# Start of Data lines
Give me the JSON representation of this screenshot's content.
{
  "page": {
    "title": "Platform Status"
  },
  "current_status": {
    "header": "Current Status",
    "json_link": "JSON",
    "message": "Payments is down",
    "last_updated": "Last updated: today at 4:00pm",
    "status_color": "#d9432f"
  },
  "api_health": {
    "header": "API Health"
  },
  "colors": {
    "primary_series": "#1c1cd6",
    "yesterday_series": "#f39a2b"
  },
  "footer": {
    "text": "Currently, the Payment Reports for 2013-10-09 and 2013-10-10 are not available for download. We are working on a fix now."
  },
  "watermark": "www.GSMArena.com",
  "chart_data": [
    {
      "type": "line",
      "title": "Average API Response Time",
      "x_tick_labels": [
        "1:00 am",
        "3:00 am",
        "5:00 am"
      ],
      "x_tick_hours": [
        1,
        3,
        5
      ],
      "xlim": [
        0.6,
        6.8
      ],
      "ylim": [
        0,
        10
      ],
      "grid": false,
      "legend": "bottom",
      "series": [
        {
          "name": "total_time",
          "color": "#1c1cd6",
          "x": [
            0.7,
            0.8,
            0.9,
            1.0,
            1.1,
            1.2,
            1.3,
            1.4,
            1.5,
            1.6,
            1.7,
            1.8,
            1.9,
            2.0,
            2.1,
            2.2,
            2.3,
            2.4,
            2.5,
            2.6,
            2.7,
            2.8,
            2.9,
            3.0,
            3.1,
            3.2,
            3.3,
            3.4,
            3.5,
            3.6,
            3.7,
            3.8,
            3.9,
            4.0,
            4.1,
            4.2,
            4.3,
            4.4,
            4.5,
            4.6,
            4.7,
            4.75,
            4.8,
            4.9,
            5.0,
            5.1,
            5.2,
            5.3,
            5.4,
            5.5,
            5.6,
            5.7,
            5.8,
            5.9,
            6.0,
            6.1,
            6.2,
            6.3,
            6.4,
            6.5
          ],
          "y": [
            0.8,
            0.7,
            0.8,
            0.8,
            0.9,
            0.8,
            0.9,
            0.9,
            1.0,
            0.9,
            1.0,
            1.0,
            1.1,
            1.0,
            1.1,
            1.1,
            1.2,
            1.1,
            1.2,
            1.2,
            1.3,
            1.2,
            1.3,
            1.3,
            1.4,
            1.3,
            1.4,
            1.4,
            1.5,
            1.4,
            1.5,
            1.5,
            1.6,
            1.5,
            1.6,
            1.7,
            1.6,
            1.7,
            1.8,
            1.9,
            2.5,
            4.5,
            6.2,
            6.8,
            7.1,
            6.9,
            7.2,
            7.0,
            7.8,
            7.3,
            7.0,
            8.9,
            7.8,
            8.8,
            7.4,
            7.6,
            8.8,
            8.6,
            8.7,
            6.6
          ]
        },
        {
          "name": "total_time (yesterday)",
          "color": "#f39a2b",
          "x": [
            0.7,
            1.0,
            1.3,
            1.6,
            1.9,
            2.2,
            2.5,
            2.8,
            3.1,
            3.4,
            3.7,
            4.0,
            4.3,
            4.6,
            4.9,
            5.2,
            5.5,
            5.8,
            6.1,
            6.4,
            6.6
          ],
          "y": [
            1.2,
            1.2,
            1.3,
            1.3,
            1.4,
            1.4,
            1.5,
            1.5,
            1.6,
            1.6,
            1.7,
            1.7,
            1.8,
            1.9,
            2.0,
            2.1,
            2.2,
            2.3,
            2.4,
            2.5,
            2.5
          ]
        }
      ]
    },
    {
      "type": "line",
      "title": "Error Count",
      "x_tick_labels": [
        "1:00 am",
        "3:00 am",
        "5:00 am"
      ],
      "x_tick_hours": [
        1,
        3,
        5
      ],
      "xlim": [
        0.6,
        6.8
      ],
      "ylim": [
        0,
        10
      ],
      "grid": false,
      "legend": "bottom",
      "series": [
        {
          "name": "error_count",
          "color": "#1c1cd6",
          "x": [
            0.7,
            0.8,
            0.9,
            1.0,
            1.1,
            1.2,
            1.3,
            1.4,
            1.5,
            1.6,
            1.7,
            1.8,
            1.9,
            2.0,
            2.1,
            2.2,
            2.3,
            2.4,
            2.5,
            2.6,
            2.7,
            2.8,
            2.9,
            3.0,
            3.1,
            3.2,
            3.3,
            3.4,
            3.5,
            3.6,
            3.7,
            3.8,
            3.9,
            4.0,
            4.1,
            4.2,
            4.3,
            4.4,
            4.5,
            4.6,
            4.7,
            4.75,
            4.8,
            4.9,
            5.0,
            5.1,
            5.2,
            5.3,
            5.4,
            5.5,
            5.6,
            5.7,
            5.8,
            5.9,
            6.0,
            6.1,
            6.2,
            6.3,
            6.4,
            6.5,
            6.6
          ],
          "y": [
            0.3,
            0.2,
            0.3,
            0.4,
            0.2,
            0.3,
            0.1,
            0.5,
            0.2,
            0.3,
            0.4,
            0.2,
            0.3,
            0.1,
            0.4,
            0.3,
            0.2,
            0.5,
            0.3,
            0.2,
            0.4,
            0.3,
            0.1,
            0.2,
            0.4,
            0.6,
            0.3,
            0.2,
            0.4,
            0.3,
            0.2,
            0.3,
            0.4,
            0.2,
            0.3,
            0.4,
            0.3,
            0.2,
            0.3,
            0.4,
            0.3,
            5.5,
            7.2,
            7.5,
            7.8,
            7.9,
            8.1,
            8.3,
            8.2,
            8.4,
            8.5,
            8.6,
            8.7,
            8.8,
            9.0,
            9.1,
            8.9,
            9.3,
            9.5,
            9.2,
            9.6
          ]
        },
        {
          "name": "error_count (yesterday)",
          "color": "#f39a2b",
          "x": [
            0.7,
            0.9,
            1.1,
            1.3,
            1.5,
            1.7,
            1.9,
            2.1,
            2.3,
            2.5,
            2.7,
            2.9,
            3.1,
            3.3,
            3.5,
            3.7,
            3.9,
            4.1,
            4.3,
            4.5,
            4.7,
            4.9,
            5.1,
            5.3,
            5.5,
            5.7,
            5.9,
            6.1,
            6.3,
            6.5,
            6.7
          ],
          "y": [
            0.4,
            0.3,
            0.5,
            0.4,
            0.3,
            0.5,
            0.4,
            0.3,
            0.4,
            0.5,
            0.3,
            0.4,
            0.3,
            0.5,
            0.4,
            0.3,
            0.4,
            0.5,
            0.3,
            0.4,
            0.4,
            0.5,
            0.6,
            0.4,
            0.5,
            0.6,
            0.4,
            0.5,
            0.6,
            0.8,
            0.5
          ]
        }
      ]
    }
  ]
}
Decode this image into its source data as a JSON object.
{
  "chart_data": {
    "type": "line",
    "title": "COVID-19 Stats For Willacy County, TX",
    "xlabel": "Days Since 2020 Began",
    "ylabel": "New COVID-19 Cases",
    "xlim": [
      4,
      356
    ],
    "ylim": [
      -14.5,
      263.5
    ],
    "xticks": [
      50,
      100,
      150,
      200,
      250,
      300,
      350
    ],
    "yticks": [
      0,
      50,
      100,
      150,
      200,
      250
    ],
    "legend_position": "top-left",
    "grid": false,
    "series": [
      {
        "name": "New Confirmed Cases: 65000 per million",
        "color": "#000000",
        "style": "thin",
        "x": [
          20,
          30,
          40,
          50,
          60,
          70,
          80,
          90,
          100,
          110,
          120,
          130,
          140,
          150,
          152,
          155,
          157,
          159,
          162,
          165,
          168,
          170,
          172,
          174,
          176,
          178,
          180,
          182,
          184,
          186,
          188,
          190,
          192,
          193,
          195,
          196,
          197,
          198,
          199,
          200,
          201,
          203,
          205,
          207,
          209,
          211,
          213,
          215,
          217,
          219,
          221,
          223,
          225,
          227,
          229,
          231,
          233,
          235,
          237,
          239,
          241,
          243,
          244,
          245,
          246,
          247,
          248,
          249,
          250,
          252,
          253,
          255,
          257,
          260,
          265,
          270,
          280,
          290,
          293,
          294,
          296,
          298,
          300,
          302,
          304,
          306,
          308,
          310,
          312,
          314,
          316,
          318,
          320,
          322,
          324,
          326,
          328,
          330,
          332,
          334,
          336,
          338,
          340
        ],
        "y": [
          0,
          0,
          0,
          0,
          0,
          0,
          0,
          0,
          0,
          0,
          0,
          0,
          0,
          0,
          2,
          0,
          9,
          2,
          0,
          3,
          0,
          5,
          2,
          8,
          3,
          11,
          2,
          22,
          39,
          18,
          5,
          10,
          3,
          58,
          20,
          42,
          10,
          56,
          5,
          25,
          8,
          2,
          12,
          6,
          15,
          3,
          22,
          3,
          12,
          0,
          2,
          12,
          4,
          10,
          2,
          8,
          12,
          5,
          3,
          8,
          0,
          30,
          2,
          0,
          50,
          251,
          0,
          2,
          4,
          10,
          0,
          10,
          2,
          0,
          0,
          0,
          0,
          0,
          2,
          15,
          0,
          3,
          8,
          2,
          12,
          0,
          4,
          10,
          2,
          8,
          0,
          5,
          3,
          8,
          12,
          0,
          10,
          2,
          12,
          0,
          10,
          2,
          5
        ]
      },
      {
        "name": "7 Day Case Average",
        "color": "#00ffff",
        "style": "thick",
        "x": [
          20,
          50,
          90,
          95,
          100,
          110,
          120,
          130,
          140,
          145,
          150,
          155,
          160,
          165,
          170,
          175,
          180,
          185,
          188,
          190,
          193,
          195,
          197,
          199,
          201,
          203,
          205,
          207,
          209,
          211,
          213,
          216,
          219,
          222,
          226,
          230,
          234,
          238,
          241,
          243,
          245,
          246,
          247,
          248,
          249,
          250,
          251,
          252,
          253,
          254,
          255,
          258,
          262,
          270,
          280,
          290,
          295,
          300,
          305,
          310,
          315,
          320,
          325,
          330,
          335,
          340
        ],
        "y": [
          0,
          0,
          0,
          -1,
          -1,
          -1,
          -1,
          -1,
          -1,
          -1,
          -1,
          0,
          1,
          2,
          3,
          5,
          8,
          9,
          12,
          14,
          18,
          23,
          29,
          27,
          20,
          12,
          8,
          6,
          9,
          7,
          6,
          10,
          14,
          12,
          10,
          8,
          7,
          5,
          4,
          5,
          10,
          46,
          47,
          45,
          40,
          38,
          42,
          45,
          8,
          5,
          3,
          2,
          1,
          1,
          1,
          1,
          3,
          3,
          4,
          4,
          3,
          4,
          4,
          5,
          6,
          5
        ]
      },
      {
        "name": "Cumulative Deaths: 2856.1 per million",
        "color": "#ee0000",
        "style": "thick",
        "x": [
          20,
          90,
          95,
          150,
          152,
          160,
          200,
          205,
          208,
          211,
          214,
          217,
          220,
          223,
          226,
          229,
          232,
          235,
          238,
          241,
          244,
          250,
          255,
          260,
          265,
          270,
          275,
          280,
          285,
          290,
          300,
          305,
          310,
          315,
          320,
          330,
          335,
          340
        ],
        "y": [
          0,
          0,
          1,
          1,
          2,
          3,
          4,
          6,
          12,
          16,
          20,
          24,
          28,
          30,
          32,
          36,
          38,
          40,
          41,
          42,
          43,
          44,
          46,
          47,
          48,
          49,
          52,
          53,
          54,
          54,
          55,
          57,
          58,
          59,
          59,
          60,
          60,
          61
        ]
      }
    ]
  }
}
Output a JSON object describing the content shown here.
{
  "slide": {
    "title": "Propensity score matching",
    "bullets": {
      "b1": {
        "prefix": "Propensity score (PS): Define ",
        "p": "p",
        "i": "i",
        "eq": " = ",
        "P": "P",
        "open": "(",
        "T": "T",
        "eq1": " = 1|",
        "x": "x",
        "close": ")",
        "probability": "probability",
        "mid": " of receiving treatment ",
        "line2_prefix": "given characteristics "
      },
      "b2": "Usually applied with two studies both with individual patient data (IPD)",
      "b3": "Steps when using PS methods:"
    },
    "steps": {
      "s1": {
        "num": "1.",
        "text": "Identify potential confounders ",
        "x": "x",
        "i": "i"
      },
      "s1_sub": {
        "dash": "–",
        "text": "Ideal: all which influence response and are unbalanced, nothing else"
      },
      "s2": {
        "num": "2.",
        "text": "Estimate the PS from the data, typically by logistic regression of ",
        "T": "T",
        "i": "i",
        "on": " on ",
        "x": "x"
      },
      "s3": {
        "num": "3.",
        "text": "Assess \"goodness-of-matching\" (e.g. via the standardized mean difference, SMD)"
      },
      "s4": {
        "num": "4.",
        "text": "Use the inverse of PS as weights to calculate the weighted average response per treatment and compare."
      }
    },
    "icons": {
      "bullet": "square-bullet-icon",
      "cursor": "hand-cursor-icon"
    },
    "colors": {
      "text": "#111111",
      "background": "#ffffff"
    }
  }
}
# End of Data lines
**Problem details**
Of all the lines above, how many contain the word "matching"? Give the number and nothing else.

**Output of the task**
2